GOAL:
Scan the entries below. List each line with "value".

EXERCISE MATERIAL:
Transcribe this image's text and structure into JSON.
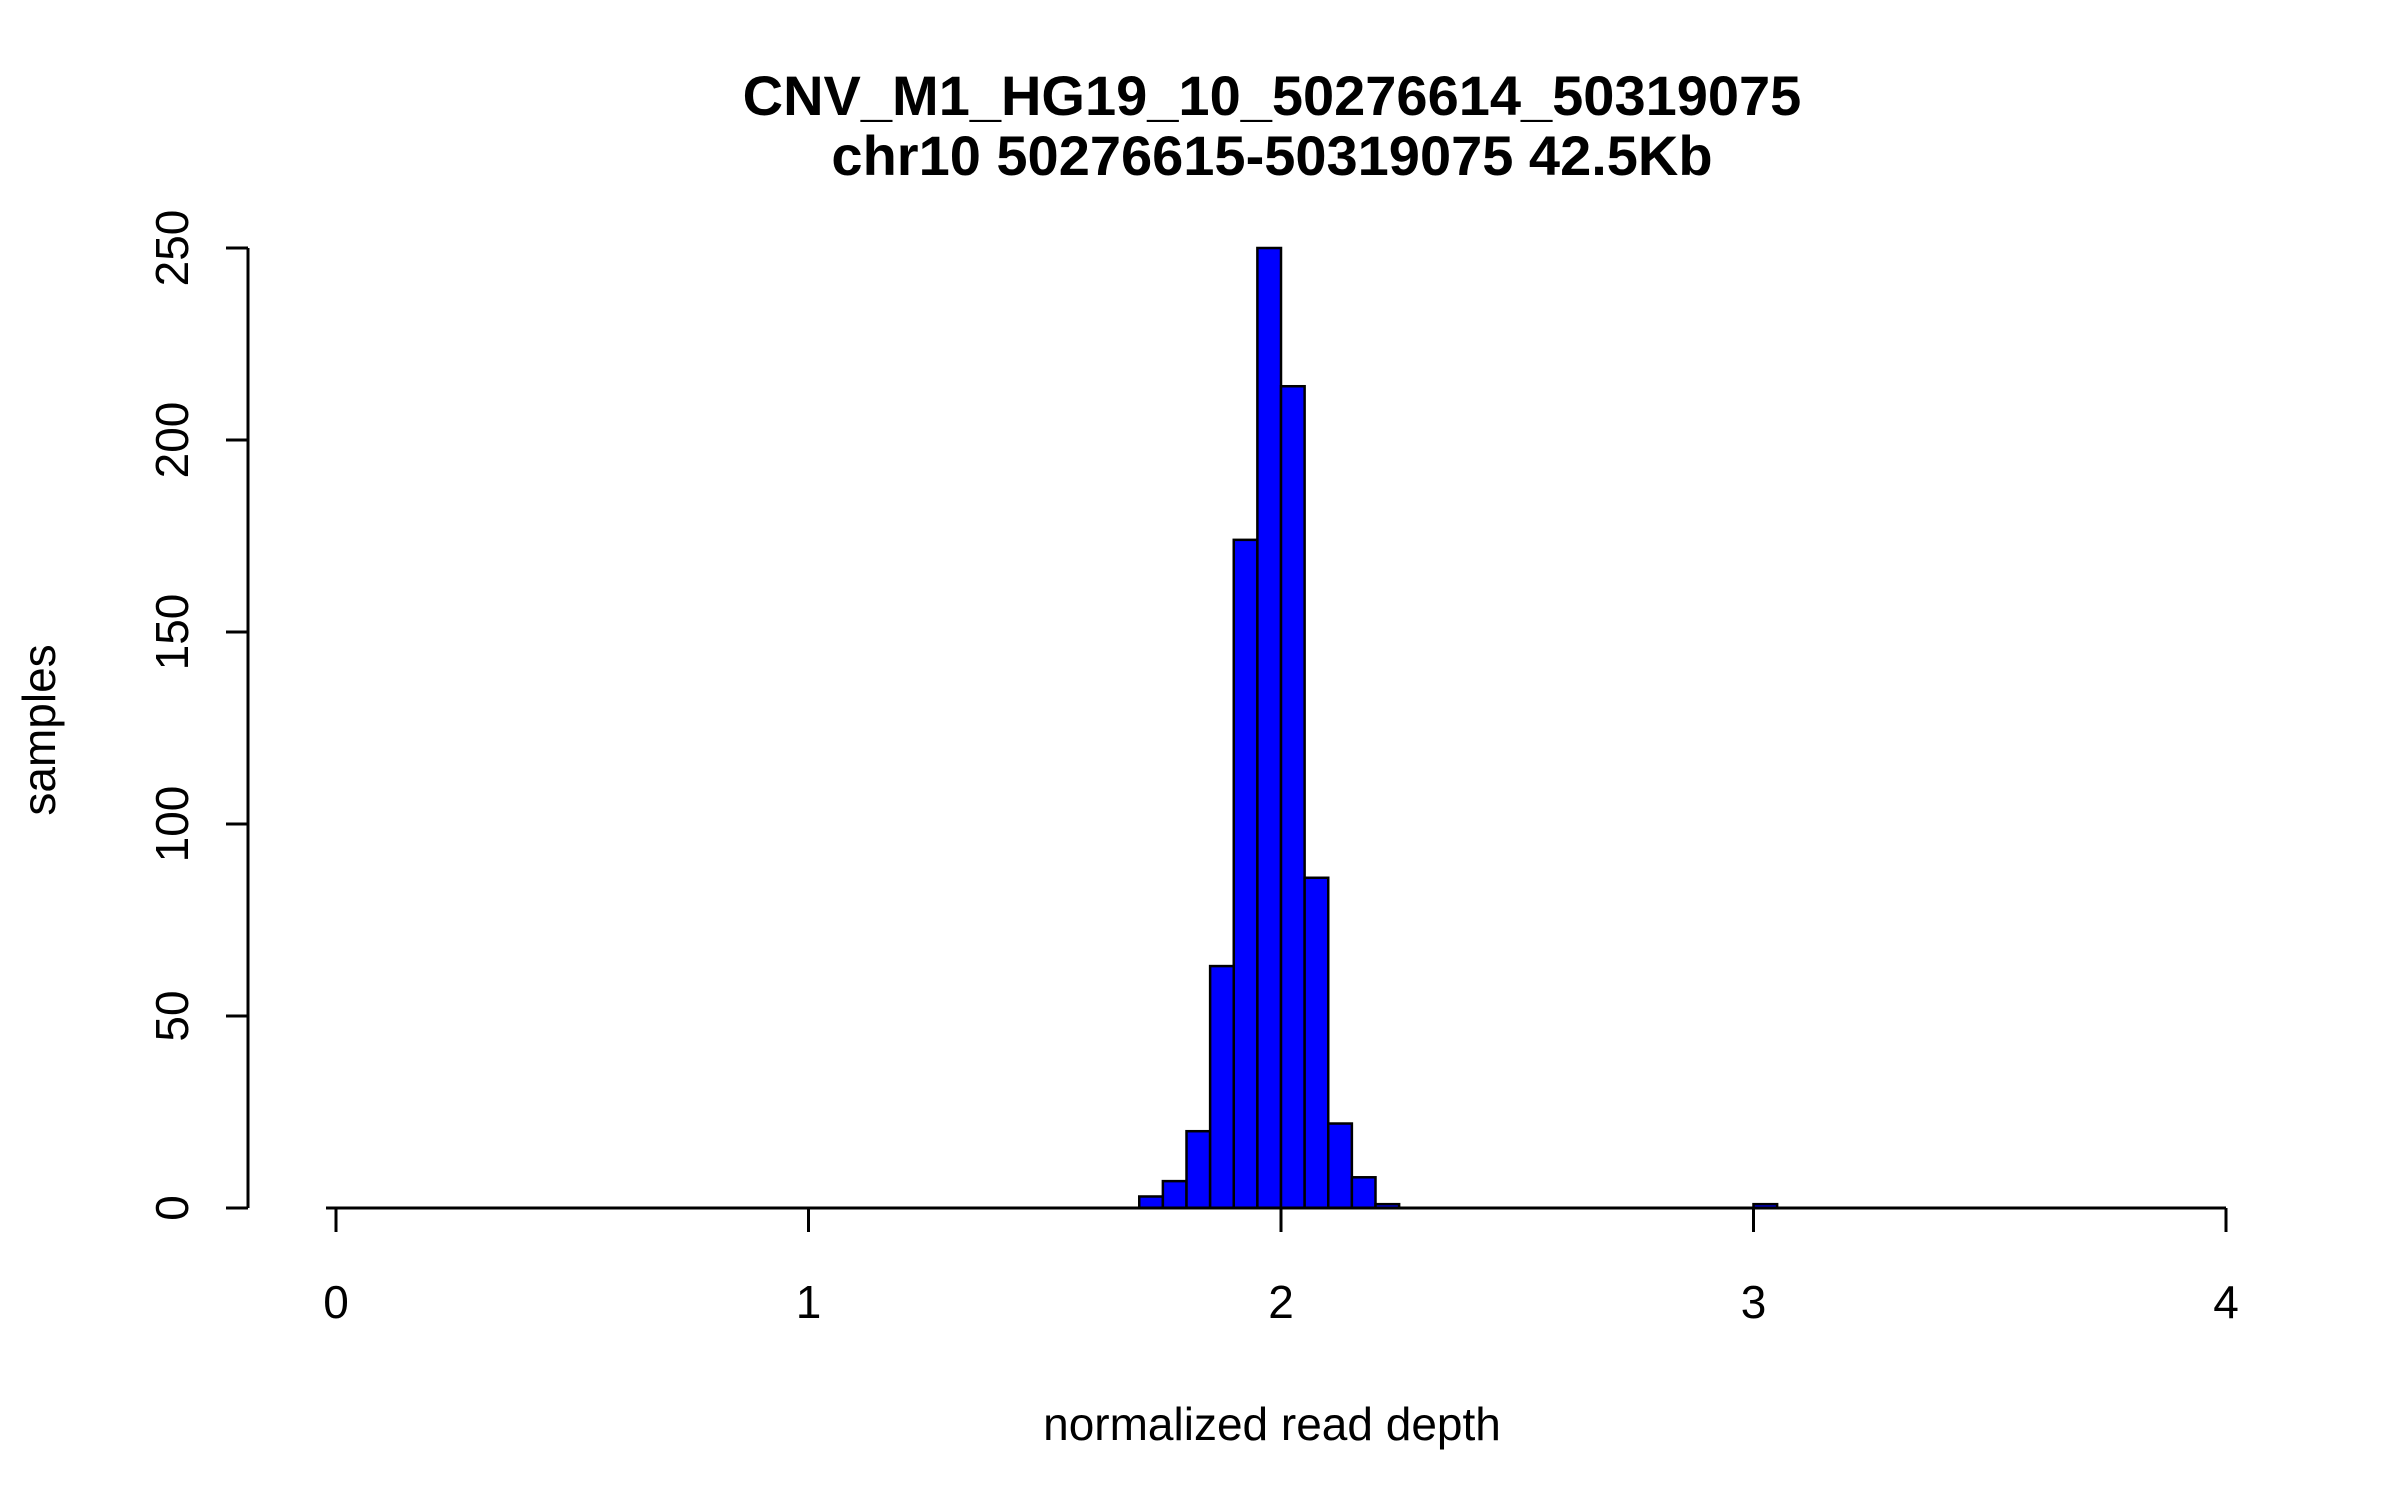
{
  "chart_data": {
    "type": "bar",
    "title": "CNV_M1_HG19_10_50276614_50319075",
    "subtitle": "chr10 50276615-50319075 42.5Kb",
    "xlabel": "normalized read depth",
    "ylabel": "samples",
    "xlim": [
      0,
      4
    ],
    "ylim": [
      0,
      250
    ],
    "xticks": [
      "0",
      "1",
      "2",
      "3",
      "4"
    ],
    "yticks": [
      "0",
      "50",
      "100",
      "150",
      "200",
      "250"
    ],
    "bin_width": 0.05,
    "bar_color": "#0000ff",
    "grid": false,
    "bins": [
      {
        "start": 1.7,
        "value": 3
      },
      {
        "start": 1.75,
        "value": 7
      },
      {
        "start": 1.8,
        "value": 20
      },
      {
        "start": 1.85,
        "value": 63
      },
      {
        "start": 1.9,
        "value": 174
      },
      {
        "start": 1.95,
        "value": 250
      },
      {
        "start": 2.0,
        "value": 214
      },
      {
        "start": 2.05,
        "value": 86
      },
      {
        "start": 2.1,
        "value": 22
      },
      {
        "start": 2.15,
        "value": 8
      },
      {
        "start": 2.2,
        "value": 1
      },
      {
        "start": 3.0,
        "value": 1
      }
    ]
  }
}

RESPONSE:
        "value": 3
        "value": 7
        "value": 20
        "value": 63
        "value": 174
        "value": 250
        "value": 214
        "value": 86
        "value": 22
        "value": 8
        "value": 1
        "value": 1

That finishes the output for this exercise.